Entries from a dataset
■ ■ ■ ■

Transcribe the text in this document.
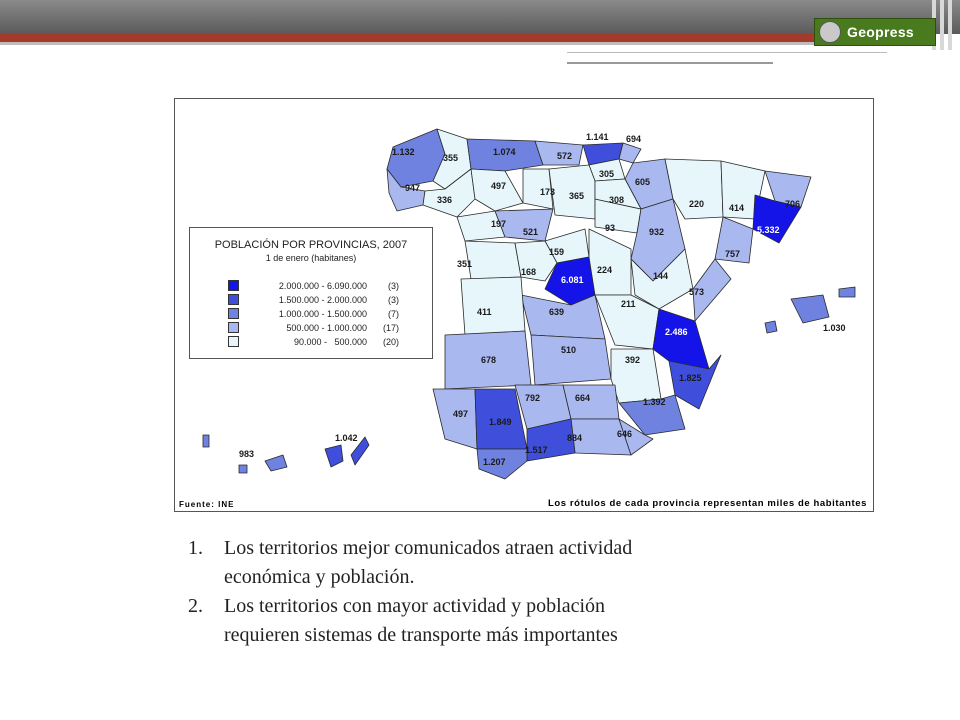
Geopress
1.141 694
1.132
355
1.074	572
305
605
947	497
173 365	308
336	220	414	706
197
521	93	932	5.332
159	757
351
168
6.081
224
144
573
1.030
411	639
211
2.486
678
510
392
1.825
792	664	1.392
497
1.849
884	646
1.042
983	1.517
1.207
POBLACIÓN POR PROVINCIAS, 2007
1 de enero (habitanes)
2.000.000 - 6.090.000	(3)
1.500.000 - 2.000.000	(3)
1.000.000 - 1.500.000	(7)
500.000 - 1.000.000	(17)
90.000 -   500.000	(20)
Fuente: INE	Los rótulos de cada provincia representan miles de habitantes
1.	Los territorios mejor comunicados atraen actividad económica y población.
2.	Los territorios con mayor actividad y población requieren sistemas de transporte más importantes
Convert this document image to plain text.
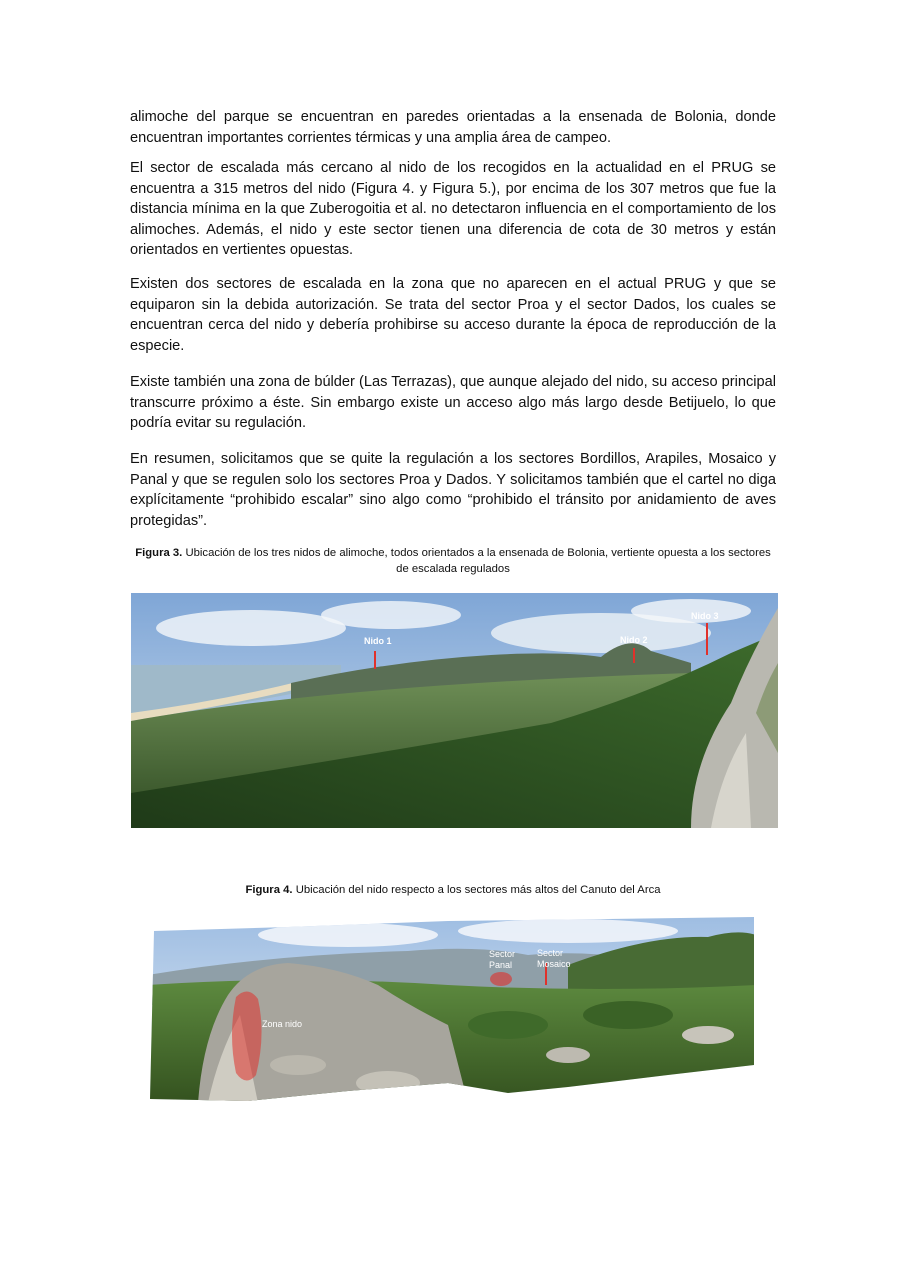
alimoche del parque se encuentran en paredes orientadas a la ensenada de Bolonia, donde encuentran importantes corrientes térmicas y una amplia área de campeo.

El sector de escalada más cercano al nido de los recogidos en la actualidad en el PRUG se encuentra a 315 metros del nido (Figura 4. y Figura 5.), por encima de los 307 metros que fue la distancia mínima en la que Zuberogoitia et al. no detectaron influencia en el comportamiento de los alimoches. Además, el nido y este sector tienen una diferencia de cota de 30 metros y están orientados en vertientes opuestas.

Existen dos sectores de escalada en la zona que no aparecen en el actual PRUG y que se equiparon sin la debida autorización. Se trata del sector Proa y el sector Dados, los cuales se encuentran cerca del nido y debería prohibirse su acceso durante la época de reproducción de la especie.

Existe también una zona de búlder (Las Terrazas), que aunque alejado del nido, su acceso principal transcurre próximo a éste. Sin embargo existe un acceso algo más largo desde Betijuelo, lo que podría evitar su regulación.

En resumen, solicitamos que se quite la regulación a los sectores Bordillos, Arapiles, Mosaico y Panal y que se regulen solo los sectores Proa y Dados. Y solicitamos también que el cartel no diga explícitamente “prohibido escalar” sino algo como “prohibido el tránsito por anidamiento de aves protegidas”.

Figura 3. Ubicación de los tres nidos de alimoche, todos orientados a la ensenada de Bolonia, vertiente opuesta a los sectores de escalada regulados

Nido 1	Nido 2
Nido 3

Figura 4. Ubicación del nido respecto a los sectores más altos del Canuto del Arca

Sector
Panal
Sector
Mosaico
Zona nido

■ ■ ■ ■

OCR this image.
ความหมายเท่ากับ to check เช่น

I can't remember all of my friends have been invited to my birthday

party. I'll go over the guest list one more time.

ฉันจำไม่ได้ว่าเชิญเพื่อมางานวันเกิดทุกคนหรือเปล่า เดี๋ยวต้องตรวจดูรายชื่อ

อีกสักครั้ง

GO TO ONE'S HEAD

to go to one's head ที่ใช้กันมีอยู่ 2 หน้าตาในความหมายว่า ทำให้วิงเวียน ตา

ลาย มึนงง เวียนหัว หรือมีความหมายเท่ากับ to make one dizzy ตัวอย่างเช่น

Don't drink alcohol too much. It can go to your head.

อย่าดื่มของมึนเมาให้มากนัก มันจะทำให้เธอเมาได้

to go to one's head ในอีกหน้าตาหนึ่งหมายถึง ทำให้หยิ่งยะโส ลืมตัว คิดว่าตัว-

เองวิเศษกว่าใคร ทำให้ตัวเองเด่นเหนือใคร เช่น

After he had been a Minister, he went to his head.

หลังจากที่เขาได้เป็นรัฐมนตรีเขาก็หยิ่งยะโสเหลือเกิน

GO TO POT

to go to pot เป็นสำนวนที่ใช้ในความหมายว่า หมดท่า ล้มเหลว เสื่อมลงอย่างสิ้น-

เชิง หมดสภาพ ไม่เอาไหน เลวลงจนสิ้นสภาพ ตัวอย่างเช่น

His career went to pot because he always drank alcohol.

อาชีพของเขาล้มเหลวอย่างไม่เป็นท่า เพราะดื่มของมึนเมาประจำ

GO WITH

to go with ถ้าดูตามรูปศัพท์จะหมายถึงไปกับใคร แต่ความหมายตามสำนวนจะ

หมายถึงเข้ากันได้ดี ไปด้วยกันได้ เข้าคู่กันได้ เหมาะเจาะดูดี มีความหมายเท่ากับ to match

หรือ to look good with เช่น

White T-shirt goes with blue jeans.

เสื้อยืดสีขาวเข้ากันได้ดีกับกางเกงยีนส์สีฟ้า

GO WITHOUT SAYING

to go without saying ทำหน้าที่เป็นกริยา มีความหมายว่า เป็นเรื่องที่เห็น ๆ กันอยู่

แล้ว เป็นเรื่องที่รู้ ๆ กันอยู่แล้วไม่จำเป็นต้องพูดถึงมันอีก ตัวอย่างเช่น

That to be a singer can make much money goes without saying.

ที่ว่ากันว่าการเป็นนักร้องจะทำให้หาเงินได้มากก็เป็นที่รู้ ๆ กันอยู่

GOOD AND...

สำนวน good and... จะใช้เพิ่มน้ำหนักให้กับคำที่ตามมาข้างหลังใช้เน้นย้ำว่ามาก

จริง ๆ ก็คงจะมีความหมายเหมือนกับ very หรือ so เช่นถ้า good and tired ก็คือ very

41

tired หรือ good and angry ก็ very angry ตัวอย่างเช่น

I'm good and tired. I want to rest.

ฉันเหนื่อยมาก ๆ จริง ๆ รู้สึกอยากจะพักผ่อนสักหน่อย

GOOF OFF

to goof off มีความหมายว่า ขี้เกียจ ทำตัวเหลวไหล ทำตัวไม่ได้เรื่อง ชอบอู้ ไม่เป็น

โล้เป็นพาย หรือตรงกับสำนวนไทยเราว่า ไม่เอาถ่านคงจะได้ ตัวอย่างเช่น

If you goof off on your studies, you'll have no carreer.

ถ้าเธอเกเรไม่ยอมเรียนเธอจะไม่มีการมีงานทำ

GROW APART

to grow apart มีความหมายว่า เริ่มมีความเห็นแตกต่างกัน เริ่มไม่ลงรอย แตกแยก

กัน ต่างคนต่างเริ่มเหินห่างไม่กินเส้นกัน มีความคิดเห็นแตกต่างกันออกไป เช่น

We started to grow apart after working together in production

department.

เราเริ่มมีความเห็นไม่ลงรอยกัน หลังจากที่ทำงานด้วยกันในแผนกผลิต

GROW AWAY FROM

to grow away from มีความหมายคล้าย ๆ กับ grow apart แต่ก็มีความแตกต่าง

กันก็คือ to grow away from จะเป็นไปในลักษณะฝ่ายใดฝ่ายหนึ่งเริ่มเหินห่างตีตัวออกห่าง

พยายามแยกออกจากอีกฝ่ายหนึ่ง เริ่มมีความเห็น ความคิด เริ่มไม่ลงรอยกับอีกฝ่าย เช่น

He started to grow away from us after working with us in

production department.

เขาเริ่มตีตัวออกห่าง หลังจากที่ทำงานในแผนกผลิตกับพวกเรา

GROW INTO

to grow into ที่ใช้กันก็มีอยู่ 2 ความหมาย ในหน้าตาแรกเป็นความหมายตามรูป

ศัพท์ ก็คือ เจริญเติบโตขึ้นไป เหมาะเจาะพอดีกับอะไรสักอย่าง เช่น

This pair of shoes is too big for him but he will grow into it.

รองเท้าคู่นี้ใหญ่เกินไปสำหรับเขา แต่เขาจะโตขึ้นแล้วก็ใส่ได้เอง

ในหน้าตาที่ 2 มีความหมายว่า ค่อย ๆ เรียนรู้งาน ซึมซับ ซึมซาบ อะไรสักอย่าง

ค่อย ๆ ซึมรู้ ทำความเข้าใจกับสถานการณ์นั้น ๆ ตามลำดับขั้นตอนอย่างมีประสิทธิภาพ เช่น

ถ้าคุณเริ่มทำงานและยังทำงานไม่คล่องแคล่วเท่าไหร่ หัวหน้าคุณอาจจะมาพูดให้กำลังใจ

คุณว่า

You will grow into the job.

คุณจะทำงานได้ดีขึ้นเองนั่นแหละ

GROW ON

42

■ ■ ■ ■

■ Stated problem ■
Go through the listing above and return every line where the word "make" occurs.

■ Answer to this exercise ■
ลาย มึนงง เวียนหัว หรือมีความหมายเท่ากับ to make one dizzy ตัวอย่างเช่น
That to be a singer can make much money goes without saying.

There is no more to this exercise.